## BEGIN
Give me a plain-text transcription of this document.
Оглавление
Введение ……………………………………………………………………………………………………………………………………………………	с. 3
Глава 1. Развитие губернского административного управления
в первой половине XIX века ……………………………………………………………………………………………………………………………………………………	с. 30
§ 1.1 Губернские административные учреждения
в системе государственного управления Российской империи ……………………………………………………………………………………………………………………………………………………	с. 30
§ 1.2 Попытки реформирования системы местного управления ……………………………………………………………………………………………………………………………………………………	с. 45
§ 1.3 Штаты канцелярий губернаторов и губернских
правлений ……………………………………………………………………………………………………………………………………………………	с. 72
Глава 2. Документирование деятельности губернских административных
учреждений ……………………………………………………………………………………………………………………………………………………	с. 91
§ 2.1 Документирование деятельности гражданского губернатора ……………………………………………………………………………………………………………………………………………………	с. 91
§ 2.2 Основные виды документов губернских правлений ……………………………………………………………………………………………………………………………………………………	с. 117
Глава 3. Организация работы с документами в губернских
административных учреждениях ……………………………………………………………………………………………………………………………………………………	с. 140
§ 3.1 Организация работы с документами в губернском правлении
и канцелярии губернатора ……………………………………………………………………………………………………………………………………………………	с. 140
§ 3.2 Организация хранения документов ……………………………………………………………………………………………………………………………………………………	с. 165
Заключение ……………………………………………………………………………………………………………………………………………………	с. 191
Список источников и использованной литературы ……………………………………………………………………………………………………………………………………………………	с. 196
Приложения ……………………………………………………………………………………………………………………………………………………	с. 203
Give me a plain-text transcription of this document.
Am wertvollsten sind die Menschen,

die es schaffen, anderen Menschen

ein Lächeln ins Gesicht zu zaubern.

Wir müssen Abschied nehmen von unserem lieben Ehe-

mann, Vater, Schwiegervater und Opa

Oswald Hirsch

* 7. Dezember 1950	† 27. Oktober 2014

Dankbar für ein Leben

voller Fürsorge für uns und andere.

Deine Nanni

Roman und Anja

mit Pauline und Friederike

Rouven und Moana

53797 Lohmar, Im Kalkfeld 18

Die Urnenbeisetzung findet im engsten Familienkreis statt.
## END
* Task
Pull out all lines containing "работы".

* Worked solution
Глава 3. Организация работы с документами в губернских
§ 3.1 Организация работы с документами в губернском правлении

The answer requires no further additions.